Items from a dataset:
■ ■ ■ ■ ■
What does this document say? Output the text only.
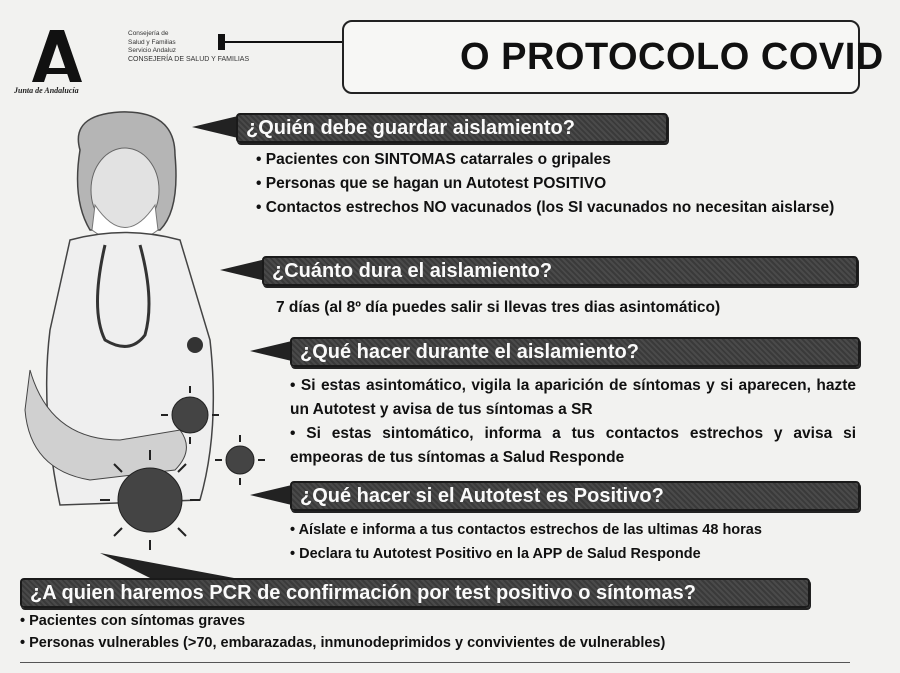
Junta de Andalucía
Consejería de
Salud y Familias
Servicio Andaluz
CONSEJERÍA DE SALUD Y FAMILIAS	O PROTOCOLO COVID
¿Quién debe guardar aislamiento?
• Pacientes con SINTOMAS catarrales o gripales
• Personas que se hagan un Autotest POSITIVO
• Contactos estrechos NO vacunados (los SI vacunados no necesitan aislarse)
¿Cuánto dura el aislamiento?
7 días (al 8º día puedes salir si llevas tres dias asintomático)
¿Qué hacer durante el aislamiento?
• Si estas asintomático, vigila la aparición de síntomas y si aparecen, hazte un Autotest y avisa de tus síntomas a SR
• Si estas sintomático, informa a tus contactos estrechos y avisa si empeoras de tus síntomas a Salud Responde
¿Qué hacer si el Autotest es Positivo?
• Aíslate e informa a tus contactos estrechos de las ultimas 48 horas
• Declara tu Autotest Positivo en la APP de Salud Responde
¿A quien haremos PCR de confirmación por test positivo o síntomas?
• Pacientes con síntomas graves
• Personas vulnerables (>70, embarazadas, inmunodeprimidos y convivientes de vulnerables)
■ ■ ■ ■ ■
▸ EXERCISE INSTRUCTIONS: Within the listing above, work out how many lines contain the string "estas", and reply with that number only.

▸ FULL OUTPUT: 2